[Extracted data entries]
╔══
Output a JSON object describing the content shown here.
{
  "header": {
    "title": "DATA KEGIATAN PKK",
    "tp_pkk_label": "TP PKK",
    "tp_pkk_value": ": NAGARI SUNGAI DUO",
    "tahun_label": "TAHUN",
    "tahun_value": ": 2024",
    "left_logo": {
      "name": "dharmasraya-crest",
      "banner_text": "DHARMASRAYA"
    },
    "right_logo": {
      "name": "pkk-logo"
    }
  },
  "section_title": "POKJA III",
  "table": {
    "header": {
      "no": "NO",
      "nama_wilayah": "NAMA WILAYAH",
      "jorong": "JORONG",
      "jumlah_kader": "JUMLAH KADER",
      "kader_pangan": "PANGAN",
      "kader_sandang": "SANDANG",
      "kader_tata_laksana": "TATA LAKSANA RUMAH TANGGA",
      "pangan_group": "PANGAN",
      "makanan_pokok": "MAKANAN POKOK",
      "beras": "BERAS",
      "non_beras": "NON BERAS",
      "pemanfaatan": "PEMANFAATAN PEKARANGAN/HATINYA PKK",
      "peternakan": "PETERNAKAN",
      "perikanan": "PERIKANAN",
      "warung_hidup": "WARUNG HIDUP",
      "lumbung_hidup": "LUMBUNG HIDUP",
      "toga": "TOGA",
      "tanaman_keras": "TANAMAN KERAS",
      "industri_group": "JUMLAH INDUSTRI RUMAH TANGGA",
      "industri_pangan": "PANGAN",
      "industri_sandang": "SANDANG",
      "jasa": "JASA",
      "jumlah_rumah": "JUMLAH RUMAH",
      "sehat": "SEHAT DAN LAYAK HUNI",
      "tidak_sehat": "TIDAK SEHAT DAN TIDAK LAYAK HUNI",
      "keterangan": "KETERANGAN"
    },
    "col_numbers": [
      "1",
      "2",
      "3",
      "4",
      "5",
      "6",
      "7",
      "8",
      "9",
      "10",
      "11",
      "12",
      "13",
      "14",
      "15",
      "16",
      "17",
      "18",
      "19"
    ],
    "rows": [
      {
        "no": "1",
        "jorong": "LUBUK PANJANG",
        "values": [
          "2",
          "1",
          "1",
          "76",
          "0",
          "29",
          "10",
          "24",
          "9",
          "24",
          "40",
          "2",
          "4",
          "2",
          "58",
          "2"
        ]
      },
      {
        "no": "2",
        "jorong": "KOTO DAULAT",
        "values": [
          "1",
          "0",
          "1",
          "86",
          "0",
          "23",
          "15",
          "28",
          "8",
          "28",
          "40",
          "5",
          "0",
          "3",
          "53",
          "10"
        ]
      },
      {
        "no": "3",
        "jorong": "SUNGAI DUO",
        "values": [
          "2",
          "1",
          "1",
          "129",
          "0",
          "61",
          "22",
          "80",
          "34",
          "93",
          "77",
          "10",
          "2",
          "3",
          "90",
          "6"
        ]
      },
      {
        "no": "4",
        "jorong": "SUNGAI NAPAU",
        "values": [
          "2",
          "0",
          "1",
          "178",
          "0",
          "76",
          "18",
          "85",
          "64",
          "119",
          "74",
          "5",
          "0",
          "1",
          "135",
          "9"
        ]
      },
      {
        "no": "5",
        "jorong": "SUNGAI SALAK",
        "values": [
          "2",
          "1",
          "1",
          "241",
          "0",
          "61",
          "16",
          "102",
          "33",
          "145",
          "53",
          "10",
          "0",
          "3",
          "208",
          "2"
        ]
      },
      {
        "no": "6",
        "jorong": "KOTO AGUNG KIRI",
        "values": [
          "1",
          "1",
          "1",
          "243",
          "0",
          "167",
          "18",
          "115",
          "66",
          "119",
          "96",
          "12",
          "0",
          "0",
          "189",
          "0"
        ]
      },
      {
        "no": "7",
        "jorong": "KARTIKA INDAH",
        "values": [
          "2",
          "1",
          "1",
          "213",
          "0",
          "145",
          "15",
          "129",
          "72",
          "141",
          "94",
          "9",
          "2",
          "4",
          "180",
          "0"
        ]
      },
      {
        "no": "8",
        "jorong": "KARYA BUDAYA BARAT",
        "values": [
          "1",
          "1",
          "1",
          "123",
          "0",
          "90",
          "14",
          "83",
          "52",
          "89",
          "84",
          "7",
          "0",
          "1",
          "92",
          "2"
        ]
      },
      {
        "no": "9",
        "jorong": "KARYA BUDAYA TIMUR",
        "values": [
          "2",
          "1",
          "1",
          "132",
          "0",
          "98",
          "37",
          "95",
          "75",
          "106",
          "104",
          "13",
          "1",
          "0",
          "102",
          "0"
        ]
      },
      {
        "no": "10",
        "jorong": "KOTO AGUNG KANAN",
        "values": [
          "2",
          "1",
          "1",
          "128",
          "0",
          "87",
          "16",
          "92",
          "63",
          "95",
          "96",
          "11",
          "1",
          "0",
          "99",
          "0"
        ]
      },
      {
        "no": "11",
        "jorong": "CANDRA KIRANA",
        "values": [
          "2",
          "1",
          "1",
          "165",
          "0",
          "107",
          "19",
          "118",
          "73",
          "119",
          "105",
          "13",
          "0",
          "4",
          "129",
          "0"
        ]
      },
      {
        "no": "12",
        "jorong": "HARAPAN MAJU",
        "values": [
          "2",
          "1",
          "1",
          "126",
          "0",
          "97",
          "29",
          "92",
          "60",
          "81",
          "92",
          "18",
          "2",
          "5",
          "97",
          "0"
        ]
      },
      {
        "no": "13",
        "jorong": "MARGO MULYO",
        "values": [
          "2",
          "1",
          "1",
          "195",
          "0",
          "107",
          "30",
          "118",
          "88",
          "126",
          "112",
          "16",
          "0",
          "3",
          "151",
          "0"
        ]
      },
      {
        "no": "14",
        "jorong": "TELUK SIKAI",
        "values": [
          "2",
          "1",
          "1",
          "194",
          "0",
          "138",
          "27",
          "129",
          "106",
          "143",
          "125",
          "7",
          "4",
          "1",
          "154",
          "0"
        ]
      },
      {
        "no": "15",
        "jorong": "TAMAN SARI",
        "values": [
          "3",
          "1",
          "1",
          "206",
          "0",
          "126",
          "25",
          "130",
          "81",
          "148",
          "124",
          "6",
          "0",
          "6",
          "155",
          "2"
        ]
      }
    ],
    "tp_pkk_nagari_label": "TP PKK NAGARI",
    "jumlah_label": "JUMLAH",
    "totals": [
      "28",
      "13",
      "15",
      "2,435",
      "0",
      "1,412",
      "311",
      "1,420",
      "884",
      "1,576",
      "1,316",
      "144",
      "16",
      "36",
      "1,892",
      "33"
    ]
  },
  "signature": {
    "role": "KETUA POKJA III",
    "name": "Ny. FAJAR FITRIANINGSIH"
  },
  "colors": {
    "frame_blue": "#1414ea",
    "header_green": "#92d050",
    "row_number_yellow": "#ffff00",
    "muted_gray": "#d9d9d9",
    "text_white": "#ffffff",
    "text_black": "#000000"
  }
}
╚══
# What is needed
Please output the entries above, every line exactly as it reads.

# Solution to this task
Output a JSON object describing the content shown here.
{
  "header": {
    "title": "DATA KEGIATAN PKK",
    "tp_pkk_label": "TP PKK",
    "tp_pkk_value": ": NAGARI SUNGAI DUO",
    "tahun_label": "TAHUN",
    "tahun_value": ": 2024",
    "left_logo": {
      "name": "dharmasraya-crest",
      "banner_text": "DHARMASRAYA"
    },
    "right_logo": {
      "name": "pkk-logo"
    }
  },
  "section_title": "POKJA III",
  "table": {
    "header": {
      "no": "NO",
      "nama_wilayah": "NAMA WILAYAH",
      "jorong": "JORONG",
      "jumlah_kader": "JUMLAH KADER",
      "kader_pangan": "PANGAN",
      "kader_sandang": "SANDANG",
      "kader_tata_laksana": "TATA LAKSANA RUMAH TANGGA",
      "pangan_group": "PANGAN",
      "makanan_pokok": "MAKANAN POKOK",
      "beras": "BERAS",
      "non_beras": "NON BERAS",
      "pemanfaatan": "PEMANFAATAN PEKARANGAN/HATINYA PKK",
      "peternakan": "PETERNAKAN",
      "perikanan": "PERIKANAN",
      "warung_hidup": "WARUNG HIDUP",
      "lumbung_hidup": "LUMBUNG HIDUP",
      "toga": "TOGA",
      "tanaman_keras": "TANAMAN KERAS",
      "industri_group": "JUMLAH INDUSTRI RUMAH TANGGA",
      "industri_pangan": "PANGAN",
      "industri_sandang": "SANDANG",
      "jasa": "JASA",
      "jumlah_rumah": "JUMLAH RUMAH",
      "sehat": "SEHAT DAN LAYAK HUNI",
      "tidak_sehat": "TIDAK SEHAT DAN TIDAK LAYAK HUNI",
      "keterangan": "KETERANGAN"
    },
    "col_numbers": [
      "1",
      "2",
      "3",
      "4",
      "5",
      "6",
      "7",
      "8",
      "9",
      "10",
      "11",
      "12",
      "13",
      "14",
      "15",
      "16",
      "17",
      "18",
      "19"
    ],
    "rows": [
      {
        "no": "1",
        "jorong": "LUBUK PANJANG",
        "values": [
          "2",
          "1",
          "1",
          "76",
          "0",
          "29",
          "10",
          "24",
          "9",
          "24",
          "40",
          "2",
          "4",
          "2",
          "58",
          "2"
        ]
      },
      {
        "no": "2",
        "jorong": "KOTO DAULAT",
        "values": [
          "1",
          "0",
          "1",
          "86",
          "0",
          "23",
          "15",
          "28",
          "8",
          "28",
          "40",
          "5",
          "0",
          "3",
          "53",
          "10"
        ]
      },
      {
        "no": "3",
        "jorong": "SUNGAI DUO",
        "values": [
          "2",
          "1",
          "1",
          "129",
          "0",
          "61",
          "22",
          "80",
          "34",
          "93",
          "77",
          "10",
          "2",
          "3",
          "90",
          "6"
        ]
      },
      {
        "no": "4",
        "jorong": "SUNGAI NAPAU",
        "values": [
          "2",
          "0",
          "1",
          "178",
          "0",
          "76",
          "18",
          "85",
          "64",
          "119",
          "74",
          "5",
          "0",
          "1",
          "135",
          "9"
        ]
      },
      {
        "no": "5",
        "jorong": "SUNGAI SALAK",
        "values": [
          "2",
          "1",
          "1",
          "241",
          "0",
          "61",
          "16",
          "102",
          "33",
          "145",
          "53",
          "10",
          "0",
          "3",
          "208",
          "2"
        ]
      },
      {
        "no": "6",
        "jorong": "KOTO AGUNG KIRI",
        "values": [
          "1",
          "1",
          "1",
          "243",
          "0",
          "167",
          "18",
          "115",
          "66",
          "119",
          "96",
          "12",
          "0",
          "0",
          "189",
          "0"
        ]
      },
      {
        "no": "7",
        "jorong": "KARTIKA INDAH",
        "values": [
          "2",
          "1",
          "1",
          "213",
          "0",
          "145",
          "15",
          "129",
          "72",
          "141",
          "94",
          "9",
          "2",
          "4",
          "180",
          "0"
        ]
      },
      {
        "no": "8",
        "jorong": "KARYA BUDAYA BARAT",
        "values": [
          "1",
          "1",
          "1",
          "123",
          "0",
          "90",
          "14",
          "83",
          "52",
          "89",
          "84",
          "7",
          "0",
          "1",
          "92",
          "2"
        ]
      },
      {
        "no": "9",
        "jorong": "KARYA BUDAYA TIMUR",
        "values": [
          "2",
          "1",
          "1",
          "132",
          "0",
          "98",
          "37",
          "95",
          "75",
          "106",
          "104",
          "13",
          "1",
          "0",
          "102",
          "0"
        ]
      },
      {
        "no": "10",
        "jorong": "KOTO AGUNG KANAN",
        "values": [
          "2",
          "1",
          "1",
          "128",
          "0",
          "87",
          "16",
          "92",
          "63",
          "95",
          "96",
          "11",
          "1",
          "0",
          "99",
          "0"
        ]
      },
      {
        "no": "11",
        "jorong": "CANDRA KIRANA",
        "values": [
          "2",
          "1",
          "1",
          "165",
          "0",
          "107",
          "19",
          "118",
          "73",
          "119",
          "105",
          "13",
          "0",
          "4",
          "129",
          "0"
        ]
      },
      {
        "no": "12",
        "jorong": "HARAPAN MAJU",
        "values": [
          "2",
          "1",
          "1",
          "126",
          "0",
          "97",
          "29",
          "92",
          "60",
          "81",
          "92",
          "18",
          "2",
          "5",
          "97",
          "0"
        ]
      },
      {
        "no": "13",
        "jorong": "MARGO MULYO",
        "values": [
          "2",
          "1",
          "1",
          "195",
          "0",
          "107",
          "30",
          "118",
          "88",
          "126",
          "112",
          "16",
          "0",
          "3",
          "151",
          "0"
        ]
      },
      {
        "no": "14",
        "jorong": "TELUK SIKAI",
        "values": [
          "2",
          "1",
          "1",
          "194",
          "0",
          "138",
          "27",
          "129",
          "106",
          "143",
          "125",
          "7",
          "4",
          "1",
          "154",
          "0"
        ]
      },
      {
        "no": "15",
        "jorong": "TAMAN SARI",
        "values": [
          "3",
          "1",
          "1",
          "206",
          "0",
          "126",
          "25",
          "130",
          "81",
          "148",
          "124",
          "6",
          "0",
          "6",
          "155",
          "2"
        ]
      }
    ],
    "tp_pkk_nagari_label": "TP PKK NAGARI",
    "jumlah_label": "JUMLAH",
    "totals": [
      "28",
      "13",
      "15",
      "2,435",
      "0",
      "1,412",
      "311",
      "1,420",
      "884",
      "1,576",
      "1,316",
      "144",
      "16",
      "36",
      "1,892",
      "33"
    ]
  },
  "signature": {
    "role": "KETUA POKJA III",
    "name": "Ny. FAJAR FITRIANINGSIH"
  },
  "colors": {
    "frame_blue": "#1414ea",
    "header_green": "#92d050",
    "row_number_yellow": "#ffff00",
    "muted_gray": "#d9d9d9",
    "text_white": "#ffffff",
    "text_black": "#000000"
  }
}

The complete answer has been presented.